━━ SUPPLIED MATERIAL

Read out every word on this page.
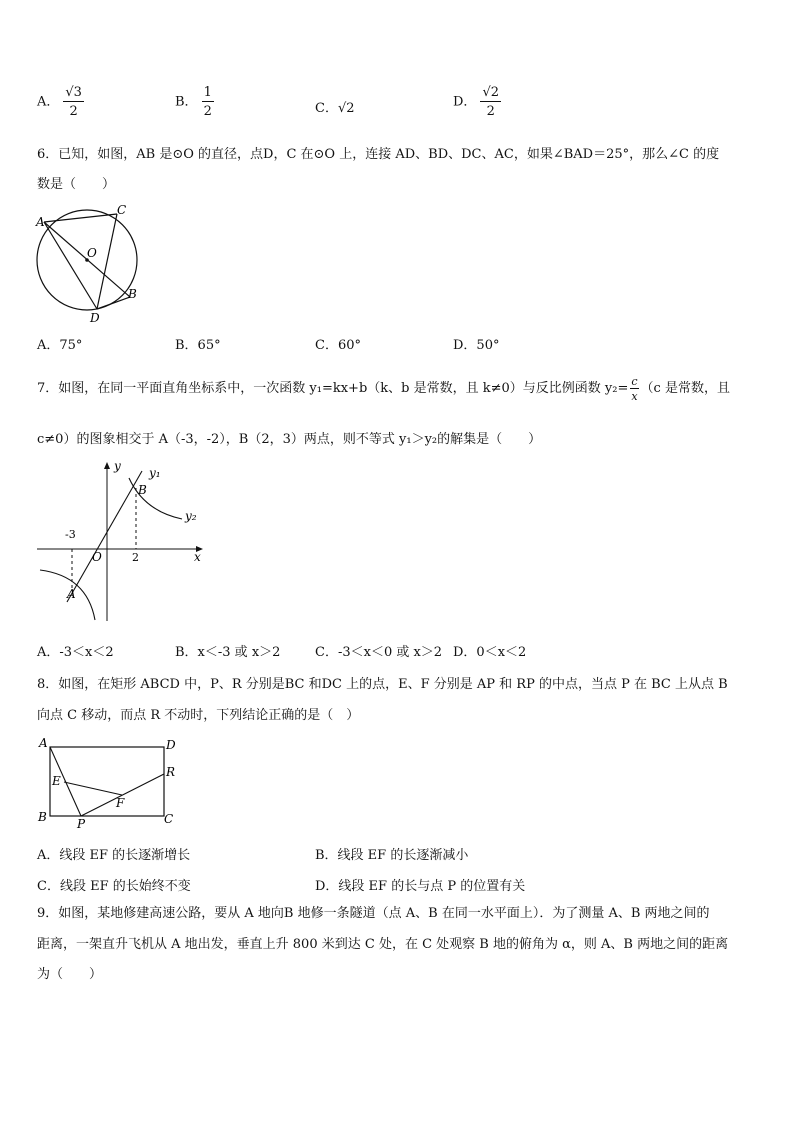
A． $\frac{√3}{2}$	B． $\frac{1}{2}$	C．√2	D． $\frac{√2}{2}$
6．已知，如图，AB 是⊙O 的直径，点D，C 在⊙O 上，连接 AD、BD、DC、AC，如果∠BAD＝25°，那么∠C 的度
数是（　　）
A
C
O
B
D
A．75°	B．65°	C．60°	D．50°
7．如图，在同一平面直角坐标系中，一次函数 y₁=kx+b（k、b 是常数，且 k≠0）与反比例函数 $y_2= \frac{c}{x} (c$ 是常数，且
c≠0）的图象相交于 A（-3，-2），B（2，3）两点，则不等式 y₁＞y₂的解集是（　　）
y y₁
B
y₂
-3
O	2	x
A
A．-3＜x＜2	B．x＜-3 或 x＞2	C．-3＜x＜0 或 x＞2 D．0＜x＜2
8．如图，在矩形 ABCD 中，P、R 分别是BC 和DC 上的点，E、F 分别是 AP 和 RP 的中点，当点 P 在 BC 上从点 B
向点 C 移动，而点 R 不动时，下列结论正确的是（　）
A	D
E
R
F
B	P	C
A．线段 EF 的长逐渐增长	B．线段 EF 的长逐渐减小
C．线段 EF 的长始终不变	D．线段 EF 的长与点 P 的位置有关
9．如图，某地修建高速公路，要从 A 地向B 地修一条隧道（点 A、B 在同一水平面上）．为了测量 A、B 两地之间的
距离，一架直升飞机从 A 地出发，垂直上升 800 米到达 C 处，在 C 处观察 B 地的俯角为 α，则 A、B 两地之间的距离
为（　　）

━━━━

## TASK GOAL
The records above are to be reproduced exactly; the pictures are to be left out.

## RESPONSE FOR THIS EXERCISE
Read out every word on this page.
A． $\frac{√3}{2}$	B． $\frac{1}{2}$	C．√2	D． $\frac{√2}{2}$
6．已知，如图，AB 是⊙O 的直径，点D，C 在⊙O 上，连接 AD、BD、DC、AC，如果∠BAD＝25°，那么∠C 的度
数是（　　）
A
C
O
B
D
A．75°	B．65°	C．60°	D．50°
7．如图，在同一平面直角坐标系中，一次函数 y₁=kx+b（k、b 是常数，且 k≠0）与反比例函数 $y_2= \frac{c}{x} (c$ 是常数，且
c≠0）的图象相交于 A（-3，-2），B（2，3）两点，则不等式 y₁＞y₂的解集是（　　）
y y₁
B
y₂
-3
O	2	x
A
A．-3＜x＜2	B．x＜-3 或 x＞2	C．-3＜x＜0 或 x＞2 D．0＜x＜2
8．如图，在矩形 ABCD 中，P、R 分别是BC 和DC 上的点，E、F 分别是 AP 和 RP 的中点，当点 P 在 BC 上从点 B
向点 C 移动，而点 R 不动时，下列结论正确的是（　）
A	D
E
R
F
B	P	C
A．线段 EF 的长逐渐增长	B．线段 EF 的长逐渐减小
C．线段 EF 的长始终不变	D．线段 EF 的长与点 P 的位置有关
9．如图，某地修建高速公路，要从 A 地向B 地修一条隧道（点 A、B 在同一水平面上）．为了测量 A、B 两地之间的
距离，一架直升飞机从 A 地出发，垂直上升 800 米到达 C 处，在 C 处观察 B 地的俯角为 α，则 A、B 两地之间的距离
为（　　）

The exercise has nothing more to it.